What you should do: Format the rows between the line holding "Pick out 33" and the line holding "y-tick-label: 180 bbox=[48, 10, 68, 20]", inclusive, as a numbered list, leaving out any blank lines.
[Begin Input rows]
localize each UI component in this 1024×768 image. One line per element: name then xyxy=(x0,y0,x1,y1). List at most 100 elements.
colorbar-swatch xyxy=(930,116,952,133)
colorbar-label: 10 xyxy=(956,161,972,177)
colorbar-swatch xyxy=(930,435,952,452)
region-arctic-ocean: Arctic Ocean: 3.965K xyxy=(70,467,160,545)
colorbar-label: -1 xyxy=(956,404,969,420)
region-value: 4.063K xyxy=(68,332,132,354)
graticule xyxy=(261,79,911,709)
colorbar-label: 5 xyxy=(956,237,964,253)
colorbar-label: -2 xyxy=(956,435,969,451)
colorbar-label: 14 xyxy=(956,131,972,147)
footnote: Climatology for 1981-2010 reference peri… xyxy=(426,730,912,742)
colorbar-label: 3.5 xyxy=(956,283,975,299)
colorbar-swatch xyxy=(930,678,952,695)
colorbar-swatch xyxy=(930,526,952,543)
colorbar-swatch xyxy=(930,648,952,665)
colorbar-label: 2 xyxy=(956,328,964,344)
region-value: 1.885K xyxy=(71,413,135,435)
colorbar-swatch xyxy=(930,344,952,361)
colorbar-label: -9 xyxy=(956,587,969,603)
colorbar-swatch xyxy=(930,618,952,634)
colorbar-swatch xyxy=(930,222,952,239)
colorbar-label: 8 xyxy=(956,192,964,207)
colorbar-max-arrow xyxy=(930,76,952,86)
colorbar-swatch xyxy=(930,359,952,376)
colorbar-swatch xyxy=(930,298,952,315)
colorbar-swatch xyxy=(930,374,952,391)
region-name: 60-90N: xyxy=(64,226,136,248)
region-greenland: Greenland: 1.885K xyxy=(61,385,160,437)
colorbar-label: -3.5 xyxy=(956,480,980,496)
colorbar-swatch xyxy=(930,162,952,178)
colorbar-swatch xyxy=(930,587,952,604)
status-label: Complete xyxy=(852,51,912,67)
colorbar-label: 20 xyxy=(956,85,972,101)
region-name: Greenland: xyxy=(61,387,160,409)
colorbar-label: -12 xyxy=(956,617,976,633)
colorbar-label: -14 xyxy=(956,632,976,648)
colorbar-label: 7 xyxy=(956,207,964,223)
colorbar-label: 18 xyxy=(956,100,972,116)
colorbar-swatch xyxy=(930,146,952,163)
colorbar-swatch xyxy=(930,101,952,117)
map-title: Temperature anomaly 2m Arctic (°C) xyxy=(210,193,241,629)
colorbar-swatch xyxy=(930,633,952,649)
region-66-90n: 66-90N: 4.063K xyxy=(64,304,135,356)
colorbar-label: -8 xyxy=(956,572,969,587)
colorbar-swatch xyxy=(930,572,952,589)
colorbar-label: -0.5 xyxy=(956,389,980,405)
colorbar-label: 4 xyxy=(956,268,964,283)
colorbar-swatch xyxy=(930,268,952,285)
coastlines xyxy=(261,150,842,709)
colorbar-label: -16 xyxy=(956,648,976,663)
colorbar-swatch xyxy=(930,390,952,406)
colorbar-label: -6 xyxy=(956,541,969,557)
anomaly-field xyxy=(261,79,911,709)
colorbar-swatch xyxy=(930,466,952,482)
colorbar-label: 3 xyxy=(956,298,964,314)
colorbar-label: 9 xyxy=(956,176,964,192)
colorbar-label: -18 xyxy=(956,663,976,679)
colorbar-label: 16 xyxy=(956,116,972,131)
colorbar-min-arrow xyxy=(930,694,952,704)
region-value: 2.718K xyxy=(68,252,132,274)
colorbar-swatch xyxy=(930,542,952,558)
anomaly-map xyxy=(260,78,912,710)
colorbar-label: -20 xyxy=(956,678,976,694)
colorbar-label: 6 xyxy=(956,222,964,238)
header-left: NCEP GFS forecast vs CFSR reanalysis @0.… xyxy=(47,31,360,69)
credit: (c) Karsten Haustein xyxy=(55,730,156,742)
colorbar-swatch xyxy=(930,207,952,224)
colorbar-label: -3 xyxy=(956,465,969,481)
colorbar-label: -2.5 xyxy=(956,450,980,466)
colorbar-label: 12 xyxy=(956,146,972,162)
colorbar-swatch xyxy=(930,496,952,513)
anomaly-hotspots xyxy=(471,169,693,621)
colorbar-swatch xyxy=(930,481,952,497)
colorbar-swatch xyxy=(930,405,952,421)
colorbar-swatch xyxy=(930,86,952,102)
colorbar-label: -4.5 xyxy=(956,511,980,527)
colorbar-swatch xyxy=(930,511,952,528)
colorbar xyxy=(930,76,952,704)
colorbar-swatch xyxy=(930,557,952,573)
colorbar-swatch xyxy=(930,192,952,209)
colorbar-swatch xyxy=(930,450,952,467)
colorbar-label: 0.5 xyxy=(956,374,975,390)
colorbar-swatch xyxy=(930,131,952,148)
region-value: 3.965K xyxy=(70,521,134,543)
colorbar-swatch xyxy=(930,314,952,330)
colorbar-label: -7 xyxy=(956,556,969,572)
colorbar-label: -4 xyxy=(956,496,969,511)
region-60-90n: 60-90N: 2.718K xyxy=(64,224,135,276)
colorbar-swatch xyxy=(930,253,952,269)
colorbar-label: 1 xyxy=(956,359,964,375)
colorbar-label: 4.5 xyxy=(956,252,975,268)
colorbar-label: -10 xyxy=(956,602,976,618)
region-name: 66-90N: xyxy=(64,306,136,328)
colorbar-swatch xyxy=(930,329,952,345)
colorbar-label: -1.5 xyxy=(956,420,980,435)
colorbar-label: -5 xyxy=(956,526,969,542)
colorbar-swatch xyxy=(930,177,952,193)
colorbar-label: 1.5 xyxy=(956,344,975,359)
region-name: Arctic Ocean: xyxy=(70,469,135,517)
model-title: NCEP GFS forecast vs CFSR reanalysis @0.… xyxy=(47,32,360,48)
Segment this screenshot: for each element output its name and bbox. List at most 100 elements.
[End Input rows]
[Begin Input rows]
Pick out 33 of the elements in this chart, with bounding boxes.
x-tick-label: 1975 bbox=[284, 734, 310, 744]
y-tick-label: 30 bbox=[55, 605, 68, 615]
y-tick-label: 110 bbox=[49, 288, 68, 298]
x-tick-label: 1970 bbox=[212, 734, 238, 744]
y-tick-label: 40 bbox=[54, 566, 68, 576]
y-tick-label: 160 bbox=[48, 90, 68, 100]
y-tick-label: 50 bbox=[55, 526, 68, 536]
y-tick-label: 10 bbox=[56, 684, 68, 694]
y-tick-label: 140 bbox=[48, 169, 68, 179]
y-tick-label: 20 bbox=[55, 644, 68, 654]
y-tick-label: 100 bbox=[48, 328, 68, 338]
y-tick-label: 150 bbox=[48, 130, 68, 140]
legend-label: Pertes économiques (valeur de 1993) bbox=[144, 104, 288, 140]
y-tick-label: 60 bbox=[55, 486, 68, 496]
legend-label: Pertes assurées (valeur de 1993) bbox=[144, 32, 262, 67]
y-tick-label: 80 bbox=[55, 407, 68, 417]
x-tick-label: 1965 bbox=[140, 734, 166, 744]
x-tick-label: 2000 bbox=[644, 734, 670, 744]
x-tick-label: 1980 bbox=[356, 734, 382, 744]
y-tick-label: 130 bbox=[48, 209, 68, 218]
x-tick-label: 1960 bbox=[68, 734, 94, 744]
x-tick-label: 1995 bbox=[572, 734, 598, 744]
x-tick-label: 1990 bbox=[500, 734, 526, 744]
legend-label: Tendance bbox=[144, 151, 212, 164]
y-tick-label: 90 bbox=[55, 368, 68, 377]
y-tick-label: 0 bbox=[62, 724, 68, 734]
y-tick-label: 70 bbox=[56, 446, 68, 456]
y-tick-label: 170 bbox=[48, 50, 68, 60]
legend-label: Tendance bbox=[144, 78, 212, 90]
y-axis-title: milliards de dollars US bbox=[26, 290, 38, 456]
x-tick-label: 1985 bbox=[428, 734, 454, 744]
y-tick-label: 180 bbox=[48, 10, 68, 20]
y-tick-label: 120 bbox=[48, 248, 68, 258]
[End Input rows]
Task answer:
1. Pick out 33 of the elements in this chart, with bounding boxes.
2. x-tick-label: 1975 bbox=[284, 734, 310, 744]
3. y-tick-label: 30 bbox=[55, 605, 68, 615]
4. y-tick-label: 110 bbox=[49, 288, 68, 298]
5. x-tick-label: 1970 bbox=[212, 734, 238, 744]
6. y-tick-label: 40 bbox=[54, 566, 68, 576]
7. y-tick-label: 160 bbox=[48, 90, 68, 100]
8. y-tick-label: 50 bbox=[55, 526, 68, 536]
9. y-tick-label: 10 bbox=[56, 684, 68, 694]
10. y-tick-label: 140 bbox=[48, 169, 68, 179]
11. y-tick-label: 20 bbox=[55, 644, 68, 654]
12. y-tick-label: 100 bbox=[48, 328, 68, 338]
13. y-tick-label: 150 bbox=[48, 130, 68, 140]
14. legend-label: Pertes économiques (valeur de 1993) bbox=[144, 104, 288, 140]
15. y-tick-label: 60 bbox=[55, 486, 68, 496]
16. legend-label: Pertes assurées (valeur de 1993) bbox=[144, 32, 262, 67]
17. y-tick-label: 80 bbox=[55, 407, 68, 417]
18. x-tick-label: 1965 bbox=[140, 734, 166, 744]
19. x-tick-label: 2000 bbox=[644, 734, 670, 744]
20. x-tick-label: 1980 bbox=[356, 734, 382, 744]
21. y-tick-label: 130 bbox=[48, 209, 68, 218]
22. x-tick-label: 1960 bbox=[68, 734, 94, 744]
23. x-tick-label: 1995 bbox=[572, 734, 598, 744]
24. x-tick-label: 1990 bbox=[500, 734, 526, 744]
25. legend-label: Tendance bbox=[144, 151, 212, 164]
26. y-tick-label: 90 bbox=[55, 368, 68, 377]
27. y-tick-label: 0 bbox=[62, 724, 68, 734]
28. y-tick-label: 70 bbox=[56, 446, 68, 456]
29. y-tick-label: 170 bbox=[48, 50, 68, 60]
30. legend-label: Tendance bbox=[144, 78, 212, 90]
31. y-axis-title: milliards de dollars US bbox=[26, 290, 38, 456]
32. x-tick-label: 1985 bbox=[428, 734, 454, 744]
33. y-tick-label: 180 bbox=[48, 10, 68, 20]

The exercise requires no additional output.